**Texto do documento**
+ + +

6 de April de 2026
Colunista - Camila Feriani

Da lavoura à agroindústria

  • 6/ abril / 2026

O seguro como elo de proteção de toda a cadeia do agronegócio

Camila Feriani

O agronegócio contemporâneo está longe de se resumir à produção no campo. Trata-se de uma cadeia industrial complexa, que envolve armazenagem, processamento, transporte, exportação e distribuição. Cada elo dessa estrutura adiciona eficiência e valor ao produto, mas também amplia a exposição a riscos operacionais relevantes.

Silos, armazéns, fábricas e agroindústrias concentram valores patrimoniais elevados e processos críticos, muitas vezes dependentes de energia, sistemas de refrigeração e equipamentos de alta complexidade. Um incêndio, uma falha elétrica ou um problema em equipamentos-chave pode gerar impactos que vão muito além do dano físico, comprometendo contratos, entregas e receitas futuras.

Além disso, a logística ocupa papel central no agro brasileiro. O transporte de grãos, proteínas e produtos industrializados envolve longas distâncias, múltiplos modais e exposição a perdas por avarias, contaminação ou quebra de cadeia fria. No comércio exterior, esses riscos se intensificam, exigindo soluções que acompanhem a dinâmica das exportações.

Nesse cenário, tratar o seguro agrícola de forma isolada é insuficiente. A proteção efetiva do agronegócio exige uma visão integrada, que conecte seguro rural, seguro patrimonial, transporte e cobertura para interrupção de negócios. Essa abordagem permite mitigar não apenas o impacto imediato de um sinistro, mas também suas consequências financeiras e operacionais no médio e longo prazo.

+ + +

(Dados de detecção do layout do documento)
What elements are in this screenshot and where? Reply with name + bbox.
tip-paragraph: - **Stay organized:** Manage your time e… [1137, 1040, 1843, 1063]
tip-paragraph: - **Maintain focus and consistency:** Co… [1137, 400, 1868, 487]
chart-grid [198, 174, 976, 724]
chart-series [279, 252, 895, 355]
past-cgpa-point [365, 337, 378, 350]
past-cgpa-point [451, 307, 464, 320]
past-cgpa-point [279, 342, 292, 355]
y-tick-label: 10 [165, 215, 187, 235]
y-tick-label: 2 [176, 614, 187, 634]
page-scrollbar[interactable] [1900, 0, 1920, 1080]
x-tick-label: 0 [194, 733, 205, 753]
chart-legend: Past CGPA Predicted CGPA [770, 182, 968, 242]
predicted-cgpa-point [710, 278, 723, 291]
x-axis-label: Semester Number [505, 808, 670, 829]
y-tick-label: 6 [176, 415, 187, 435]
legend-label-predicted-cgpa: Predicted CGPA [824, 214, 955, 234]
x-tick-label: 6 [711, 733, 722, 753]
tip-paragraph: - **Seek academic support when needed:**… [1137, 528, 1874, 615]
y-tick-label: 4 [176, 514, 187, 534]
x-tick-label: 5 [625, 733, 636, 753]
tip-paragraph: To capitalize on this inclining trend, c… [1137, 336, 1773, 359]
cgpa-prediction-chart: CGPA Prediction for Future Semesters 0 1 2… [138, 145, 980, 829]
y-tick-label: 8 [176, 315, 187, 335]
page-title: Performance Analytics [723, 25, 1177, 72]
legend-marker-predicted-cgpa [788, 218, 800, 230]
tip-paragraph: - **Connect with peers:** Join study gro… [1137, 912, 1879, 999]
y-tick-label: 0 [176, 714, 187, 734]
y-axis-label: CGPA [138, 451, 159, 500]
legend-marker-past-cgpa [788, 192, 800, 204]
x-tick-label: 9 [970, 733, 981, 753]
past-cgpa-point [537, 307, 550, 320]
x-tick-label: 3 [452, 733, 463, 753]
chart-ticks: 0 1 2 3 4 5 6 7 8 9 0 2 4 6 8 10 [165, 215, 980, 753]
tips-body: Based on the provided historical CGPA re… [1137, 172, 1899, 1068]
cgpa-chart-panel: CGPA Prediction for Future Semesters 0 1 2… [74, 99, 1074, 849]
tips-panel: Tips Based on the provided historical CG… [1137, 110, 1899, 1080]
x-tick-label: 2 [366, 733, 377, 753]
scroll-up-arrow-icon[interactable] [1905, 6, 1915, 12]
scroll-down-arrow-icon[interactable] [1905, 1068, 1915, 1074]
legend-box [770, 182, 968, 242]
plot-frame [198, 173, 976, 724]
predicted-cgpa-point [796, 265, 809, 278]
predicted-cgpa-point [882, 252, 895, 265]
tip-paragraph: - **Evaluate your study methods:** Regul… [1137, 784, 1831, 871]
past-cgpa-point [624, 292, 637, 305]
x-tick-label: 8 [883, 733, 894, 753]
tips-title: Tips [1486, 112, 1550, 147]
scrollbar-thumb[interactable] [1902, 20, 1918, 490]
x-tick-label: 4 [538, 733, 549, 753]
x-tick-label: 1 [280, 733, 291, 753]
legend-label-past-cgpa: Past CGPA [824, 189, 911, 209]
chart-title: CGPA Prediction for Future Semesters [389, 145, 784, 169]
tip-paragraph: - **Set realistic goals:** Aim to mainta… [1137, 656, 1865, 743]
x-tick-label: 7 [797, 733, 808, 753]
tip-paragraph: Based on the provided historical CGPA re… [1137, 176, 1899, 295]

+ + +

**Instruções da tarefa**
Por favor, prossiga com o texto sobre o seguro na cadeia do agronegócio a partir do ponto em que ele termina.

**Sua resposta**
O agro moderno é indústria, logística e serviço. O seguro, portanto, precisa evoluir na mesma direção, acompanhando a sofisticação e a escala do setor.

Essa evolução passa, necessariamente, por uma mudança de mentalidade. O seguro deixa de ser visto como custo e passa a ser tratado como instrumento de continuidade do negócio. Em um ambiente de margens mais pressionadas, volatilidade de preços e maior exposição a eventos climáticos e geopolíticos, a ausência de uma estratégia estruturada de proteção pode comprometer safras, operações industriais e até a permanência do produtor ou da empresa no mercado.

No campo, o seguro rural segue como a primeira linha de defesa, protegendo a produção contra perdas climáticas e garantindo capacidade de reinvestimento na safra seguinte. No entanto, seu papel ganha ainda mais relevância quando conectado às demais coberturas, criando uma rede de proteção capaz de sustentar toda a cadeia produtiva diante de eventos adversos.

Ao mesmo tempo, cresce a necessidade de personalização das apólices, considerando as especificidades de cada operação. Não existe mais espaço para soluções padronizadas em um setor tão diverso e tecnificado. Cadeias integradas, operações verticalizadas e exposição ao mercado internacional exigem estruturas de seguros desenhadas sob medida, com atenção às lacunas de cobertura, limites adequados e gestão ativa de riscos.

Outro ponto crítico está na previsibilidade. Em um cenário em que fatores externos, como conflitos internacionais ou oscilações no custo de insumos, impactam diretamente o agro brasileiro, o seguro passa a ter papel central na estabilização financeira das operações. Ele não elimina o risco, mas permite que ele seja mensurado, precificado e administrado de forma mais eficiente.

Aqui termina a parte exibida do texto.